[INSTRUCTIONS FOR THE TASK]
Update the listing from its first line through the line containing "1693, 358, 1714]", including both, by replacing "film-frame-portrait-icon" with "film-frame-landscape-icon". Write out those lines again with nothing else changed.

Stored items:
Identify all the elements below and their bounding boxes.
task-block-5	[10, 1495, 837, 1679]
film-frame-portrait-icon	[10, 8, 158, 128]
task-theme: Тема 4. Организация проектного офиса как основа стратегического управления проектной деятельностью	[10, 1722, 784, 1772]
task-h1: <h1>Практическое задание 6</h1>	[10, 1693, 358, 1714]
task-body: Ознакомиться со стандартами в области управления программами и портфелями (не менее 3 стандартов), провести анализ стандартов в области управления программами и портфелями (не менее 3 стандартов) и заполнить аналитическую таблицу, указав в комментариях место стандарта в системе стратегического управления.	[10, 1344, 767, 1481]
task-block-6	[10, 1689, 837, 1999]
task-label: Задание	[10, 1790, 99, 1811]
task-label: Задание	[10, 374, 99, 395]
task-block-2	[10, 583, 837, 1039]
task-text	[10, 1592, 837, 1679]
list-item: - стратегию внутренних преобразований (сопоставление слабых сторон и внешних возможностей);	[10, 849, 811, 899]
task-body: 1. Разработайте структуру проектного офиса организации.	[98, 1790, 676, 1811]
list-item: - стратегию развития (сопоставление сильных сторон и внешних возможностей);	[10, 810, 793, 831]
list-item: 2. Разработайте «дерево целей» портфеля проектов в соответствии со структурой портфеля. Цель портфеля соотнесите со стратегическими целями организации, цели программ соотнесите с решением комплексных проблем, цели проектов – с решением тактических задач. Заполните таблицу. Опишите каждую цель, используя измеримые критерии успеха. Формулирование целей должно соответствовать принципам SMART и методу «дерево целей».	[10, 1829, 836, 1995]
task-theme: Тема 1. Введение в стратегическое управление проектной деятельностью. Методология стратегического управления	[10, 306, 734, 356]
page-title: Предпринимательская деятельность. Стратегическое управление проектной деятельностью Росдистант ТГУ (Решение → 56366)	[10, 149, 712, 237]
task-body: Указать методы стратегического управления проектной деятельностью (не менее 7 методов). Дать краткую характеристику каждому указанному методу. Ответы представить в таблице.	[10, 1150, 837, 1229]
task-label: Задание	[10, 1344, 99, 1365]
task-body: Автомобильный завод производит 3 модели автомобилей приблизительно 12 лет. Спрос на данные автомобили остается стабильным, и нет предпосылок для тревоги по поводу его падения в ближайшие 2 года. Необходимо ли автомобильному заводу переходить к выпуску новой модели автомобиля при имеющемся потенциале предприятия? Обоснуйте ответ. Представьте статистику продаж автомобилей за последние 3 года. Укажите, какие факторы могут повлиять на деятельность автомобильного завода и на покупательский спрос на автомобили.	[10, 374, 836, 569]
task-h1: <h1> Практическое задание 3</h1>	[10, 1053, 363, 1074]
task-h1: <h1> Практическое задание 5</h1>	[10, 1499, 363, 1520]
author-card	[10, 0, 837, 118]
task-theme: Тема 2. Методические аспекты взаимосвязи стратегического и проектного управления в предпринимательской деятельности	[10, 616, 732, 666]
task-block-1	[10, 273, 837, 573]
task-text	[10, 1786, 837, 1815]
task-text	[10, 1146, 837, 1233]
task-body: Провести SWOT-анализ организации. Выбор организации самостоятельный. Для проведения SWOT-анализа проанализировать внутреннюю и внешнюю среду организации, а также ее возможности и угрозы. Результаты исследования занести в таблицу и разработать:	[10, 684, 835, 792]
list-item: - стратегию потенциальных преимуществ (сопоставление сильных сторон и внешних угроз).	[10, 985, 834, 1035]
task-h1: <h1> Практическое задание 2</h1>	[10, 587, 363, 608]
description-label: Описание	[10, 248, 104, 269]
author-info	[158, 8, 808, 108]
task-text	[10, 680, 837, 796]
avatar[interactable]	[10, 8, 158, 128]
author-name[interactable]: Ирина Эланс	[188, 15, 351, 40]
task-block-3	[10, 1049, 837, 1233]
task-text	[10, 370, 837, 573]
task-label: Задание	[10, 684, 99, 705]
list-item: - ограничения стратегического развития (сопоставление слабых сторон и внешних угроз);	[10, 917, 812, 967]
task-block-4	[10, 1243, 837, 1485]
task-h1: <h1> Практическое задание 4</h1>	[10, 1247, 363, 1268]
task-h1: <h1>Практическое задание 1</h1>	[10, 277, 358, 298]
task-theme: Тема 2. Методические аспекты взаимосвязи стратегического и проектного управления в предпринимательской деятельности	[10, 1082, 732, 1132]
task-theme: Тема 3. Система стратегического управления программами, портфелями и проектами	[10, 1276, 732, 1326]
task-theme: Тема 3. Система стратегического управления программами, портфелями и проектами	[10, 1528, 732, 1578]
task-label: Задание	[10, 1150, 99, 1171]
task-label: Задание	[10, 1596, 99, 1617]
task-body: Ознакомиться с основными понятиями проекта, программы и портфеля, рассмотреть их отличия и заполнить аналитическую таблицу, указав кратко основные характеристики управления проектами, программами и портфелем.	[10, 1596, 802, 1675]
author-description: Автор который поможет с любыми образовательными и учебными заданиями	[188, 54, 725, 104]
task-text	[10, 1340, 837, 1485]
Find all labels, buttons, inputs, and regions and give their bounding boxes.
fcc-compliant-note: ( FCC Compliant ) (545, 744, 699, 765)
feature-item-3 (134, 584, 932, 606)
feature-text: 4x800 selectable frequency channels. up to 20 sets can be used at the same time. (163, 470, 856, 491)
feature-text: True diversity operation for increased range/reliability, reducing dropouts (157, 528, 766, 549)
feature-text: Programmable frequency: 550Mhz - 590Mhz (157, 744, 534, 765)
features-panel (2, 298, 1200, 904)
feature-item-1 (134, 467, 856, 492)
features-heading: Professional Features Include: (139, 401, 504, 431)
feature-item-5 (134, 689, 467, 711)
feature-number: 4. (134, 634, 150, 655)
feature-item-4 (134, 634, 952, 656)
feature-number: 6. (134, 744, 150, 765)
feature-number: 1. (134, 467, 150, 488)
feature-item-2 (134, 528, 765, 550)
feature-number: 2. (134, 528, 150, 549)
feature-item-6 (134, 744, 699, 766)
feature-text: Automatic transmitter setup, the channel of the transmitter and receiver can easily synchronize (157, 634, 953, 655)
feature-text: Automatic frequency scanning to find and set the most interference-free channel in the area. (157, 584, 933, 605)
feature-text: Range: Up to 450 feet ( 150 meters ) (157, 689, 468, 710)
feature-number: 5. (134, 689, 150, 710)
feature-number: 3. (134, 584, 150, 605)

[ANSWER TO THIS PROBLEM]
Identify all the elements below and their bounding boxes.
task-block-5	[10, 1495, 837, 1679]
film-frame-landscape-icon	[10, 8, 158, 128]
task-theme: Тема 4. Организация проектного офиса как основа стратегического управления проектной деятельностью	[10, 1722, 784, 1772]
task-h1: <h1>Практическое задание 6</h1>	[10, 1693, 358, 1714]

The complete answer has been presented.